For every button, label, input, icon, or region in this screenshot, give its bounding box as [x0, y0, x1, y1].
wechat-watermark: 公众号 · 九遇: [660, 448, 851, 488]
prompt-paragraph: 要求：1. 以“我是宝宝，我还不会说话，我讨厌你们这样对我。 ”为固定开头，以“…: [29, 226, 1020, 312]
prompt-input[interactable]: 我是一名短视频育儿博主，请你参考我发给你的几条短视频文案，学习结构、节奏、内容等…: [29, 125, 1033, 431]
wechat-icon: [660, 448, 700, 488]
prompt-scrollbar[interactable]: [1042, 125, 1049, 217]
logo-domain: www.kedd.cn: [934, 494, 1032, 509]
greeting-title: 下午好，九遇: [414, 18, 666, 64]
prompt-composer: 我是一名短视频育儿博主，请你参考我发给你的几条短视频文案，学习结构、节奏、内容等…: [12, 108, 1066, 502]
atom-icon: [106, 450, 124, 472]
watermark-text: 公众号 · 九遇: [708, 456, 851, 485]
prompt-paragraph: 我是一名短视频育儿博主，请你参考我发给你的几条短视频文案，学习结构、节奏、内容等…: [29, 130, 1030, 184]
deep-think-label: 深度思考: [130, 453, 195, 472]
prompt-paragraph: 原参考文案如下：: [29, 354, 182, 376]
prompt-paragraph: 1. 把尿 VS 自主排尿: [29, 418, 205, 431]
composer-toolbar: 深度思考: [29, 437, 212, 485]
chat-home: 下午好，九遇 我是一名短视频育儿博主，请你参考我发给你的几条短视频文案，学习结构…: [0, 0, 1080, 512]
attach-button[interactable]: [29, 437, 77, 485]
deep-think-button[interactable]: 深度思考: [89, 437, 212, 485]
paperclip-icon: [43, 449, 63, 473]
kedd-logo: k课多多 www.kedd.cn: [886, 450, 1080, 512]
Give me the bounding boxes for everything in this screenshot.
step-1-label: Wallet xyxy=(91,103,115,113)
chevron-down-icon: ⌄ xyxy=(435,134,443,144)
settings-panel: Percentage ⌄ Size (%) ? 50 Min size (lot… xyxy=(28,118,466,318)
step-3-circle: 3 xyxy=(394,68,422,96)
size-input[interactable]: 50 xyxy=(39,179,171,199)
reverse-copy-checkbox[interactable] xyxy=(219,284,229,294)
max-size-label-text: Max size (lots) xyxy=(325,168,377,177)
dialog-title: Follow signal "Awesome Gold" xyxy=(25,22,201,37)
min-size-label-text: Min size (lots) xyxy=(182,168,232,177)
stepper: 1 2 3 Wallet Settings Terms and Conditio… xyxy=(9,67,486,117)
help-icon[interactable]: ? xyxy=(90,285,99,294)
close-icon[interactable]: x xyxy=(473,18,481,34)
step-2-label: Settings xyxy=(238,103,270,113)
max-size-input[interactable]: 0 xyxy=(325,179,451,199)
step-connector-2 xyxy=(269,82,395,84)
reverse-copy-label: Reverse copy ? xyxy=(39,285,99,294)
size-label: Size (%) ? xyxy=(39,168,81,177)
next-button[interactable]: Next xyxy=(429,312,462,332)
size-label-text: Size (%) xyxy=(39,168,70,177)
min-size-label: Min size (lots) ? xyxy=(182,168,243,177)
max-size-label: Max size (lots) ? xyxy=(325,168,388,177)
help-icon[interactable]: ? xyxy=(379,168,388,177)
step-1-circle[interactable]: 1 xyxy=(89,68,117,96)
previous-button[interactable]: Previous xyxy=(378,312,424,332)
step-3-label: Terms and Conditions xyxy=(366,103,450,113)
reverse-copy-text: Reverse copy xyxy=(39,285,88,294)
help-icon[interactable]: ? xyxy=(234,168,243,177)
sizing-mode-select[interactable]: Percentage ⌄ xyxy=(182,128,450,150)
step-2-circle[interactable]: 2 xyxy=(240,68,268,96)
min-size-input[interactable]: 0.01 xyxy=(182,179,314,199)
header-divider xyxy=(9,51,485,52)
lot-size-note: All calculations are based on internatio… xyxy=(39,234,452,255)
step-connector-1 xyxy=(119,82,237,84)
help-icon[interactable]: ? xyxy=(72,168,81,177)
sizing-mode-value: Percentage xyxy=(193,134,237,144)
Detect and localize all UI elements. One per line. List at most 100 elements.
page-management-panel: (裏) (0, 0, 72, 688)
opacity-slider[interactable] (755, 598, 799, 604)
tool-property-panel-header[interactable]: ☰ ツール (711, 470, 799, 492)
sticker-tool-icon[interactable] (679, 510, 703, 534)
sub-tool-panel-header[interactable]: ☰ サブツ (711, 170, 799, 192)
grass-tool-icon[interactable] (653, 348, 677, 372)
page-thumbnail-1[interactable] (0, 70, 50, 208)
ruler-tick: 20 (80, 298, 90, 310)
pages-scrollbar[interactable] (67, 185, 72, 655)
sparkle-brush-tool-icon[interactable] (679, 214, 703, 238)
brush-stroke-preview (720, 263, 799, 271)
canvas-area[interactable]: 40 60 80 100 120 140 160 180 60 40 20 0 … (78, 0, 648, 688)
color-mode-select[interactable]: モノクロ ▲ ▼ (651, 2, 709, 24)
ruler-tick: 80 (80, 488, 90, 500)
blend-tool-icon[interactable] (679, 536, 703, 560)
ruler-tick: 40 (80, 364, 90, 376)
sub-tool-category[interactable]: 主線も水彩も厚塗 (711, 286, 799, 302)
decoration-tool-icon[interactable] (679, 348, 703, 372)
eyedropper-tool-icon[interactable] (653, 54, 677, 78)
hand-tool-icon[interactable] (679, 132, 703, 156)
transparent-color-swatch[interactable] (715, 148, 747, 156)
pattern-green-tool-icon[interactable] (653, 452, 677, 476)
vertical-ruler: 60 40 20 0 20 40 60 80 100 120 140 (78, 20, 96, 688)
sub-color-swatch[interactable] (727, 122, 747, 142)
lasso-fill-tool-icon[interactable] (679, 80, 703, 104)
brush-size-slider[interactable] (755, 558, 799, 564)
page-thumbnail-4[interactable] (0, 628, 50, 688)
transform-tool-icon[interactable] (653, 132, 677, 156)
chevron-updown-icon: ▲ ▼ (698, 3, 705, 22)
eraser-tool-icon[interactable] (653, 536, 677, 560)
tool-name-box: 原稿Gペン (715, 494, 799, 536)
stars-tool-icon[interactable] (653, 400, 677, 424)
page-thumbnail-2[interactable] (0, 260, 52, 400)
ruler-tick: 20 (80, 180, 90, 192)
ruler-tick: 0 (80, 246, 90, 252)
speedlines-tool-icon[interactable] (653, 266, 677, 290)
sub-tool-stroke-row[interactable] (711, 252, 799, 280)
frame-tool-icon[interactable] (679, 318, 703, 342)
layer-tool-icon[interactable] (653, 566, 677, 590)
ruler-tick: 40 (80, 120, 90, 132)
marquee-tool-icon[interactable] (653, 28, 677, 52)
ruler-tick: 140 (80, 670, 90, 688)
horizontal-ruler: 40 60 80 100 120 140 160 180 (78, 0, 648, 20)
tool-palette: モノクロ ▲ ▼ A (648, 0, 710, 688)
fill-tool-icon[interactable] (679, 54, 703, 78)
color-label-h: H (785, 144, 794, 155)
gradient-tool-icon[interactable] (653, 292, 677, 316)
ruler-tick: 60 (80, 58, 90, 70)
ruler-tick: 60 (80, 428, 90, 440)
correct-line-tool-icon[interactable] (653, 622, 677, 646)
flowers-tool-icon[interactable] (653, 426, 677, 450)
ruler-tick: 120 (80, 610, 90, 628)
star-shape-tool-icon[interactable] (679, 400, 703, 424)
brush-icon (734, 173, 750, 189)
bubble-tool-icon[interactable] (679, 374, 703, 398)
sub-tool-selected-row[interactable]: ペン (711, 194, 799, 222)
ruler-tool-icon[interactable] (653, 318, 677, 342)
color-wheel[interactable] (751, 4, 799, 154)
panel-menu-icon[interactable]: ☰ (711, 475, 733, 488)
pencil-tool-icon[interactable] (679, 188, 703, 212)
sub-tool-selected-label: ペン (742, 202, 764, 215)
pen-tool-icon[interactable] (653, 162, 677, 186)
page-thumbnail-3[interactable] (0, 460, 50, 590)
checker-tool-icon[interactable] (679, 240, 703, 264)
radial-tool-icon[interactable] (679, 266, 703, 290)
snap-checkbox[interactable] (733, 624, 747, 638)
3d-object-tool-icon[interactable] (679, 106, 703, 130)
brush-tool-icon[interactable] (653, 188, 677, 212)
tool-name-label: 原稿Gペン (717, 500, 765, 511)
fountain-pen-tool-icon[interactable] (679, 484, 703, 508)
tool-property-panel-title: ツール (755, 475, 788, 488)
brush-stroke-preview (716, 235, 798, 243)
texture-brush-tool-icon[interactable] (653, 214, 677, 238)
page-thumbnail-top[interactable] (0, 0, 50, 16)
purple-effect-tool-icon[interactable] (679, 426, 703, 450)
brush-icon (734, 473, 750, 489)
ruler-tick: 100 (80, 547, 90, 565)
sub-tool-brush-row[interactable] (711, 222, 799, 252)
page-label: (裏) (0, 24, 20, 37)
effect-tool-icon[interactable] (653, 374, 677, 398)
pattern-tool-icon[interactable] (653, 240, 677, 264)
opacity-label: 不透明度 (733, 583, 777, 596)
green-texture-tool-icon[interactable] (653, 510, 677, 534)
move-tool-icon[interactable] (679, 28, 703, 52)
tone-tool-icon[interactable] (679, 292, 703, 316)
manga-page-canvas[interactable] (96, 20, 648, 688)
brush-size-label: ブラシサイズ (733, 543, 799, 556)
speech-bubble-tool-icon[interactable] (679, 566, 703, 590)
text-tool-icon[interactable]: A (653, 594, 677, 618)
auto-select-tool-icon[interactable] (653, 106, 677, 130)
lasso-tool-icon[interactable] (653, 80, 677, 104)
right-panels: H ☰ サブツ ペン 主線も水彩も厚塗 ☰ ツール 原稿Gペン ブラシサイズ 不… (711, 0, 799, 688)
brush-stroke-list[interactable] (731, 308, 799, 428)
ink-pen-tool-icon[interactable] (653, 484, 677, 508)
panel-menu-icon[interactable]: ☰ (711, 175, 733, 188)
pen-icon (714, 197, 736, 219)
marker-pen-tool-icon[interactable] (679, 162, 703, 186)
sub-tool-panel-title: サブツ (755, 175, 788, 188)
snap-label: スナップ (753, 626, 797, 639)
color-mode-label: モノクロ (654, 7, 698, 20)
###
◆ **Exercise task**: Copy the items exactly as they appear, starting with the first line of the items and going on through the line that contains "prompt-paragraph: 原参考文案如下：: [29, 354, 182, 376]". Include both ends.

◆ **Response to this task**:
For every button, label, input, icon, or region in this screenshot, give its bounding box as [x0, y0, x1, y1].
wechat-watermark: 公众号 · 九遇: [660, 448, 851, 488]
prompt-paragraph: 要求：1. 以“我是宝宝，我还不会说话，我讨厌你们这样对我。 ”为固定开头，以“…: [29, 226, 1020, 312]
prompt-input[interactable]: 我是一名短视频育儿博主，请你参考我发给你的几条短视频文案，学习结构、节奏、内容等…: [29, 125, 1033, 431]
wechat-icon: [660, 448, 700, 488]
prompt-scrollbar[interactable]: [1042, 125, 1049, 217]
logo-domain: www.kedd.cn: [934, 494, 1032, 509]
greeting-title: 下午好，九遇: [414, 18, 666, 64]
prompt-composer: 我是一名短视频育儿博主，请你参考我发给你的几条短视频文案，学习结构、节奏、内容等…: [12, 108, 1066, 502]
atom-icon: [106, 450, 124, 472]
watermark-text: 公众号 · 九遇: [708, 456, 851, 485]
prompt-paragraph: 我是一名短视频育儿博主，请你参考我发给你的几条短视频文案，学习结构、节奏、内容等…: [29, 130, 1030, 184]
deep-think-label: 深度思考: [130, 453, 195, 472]
prompt-paragraph: 原参考文案如下：: [29, 354, 182, 376]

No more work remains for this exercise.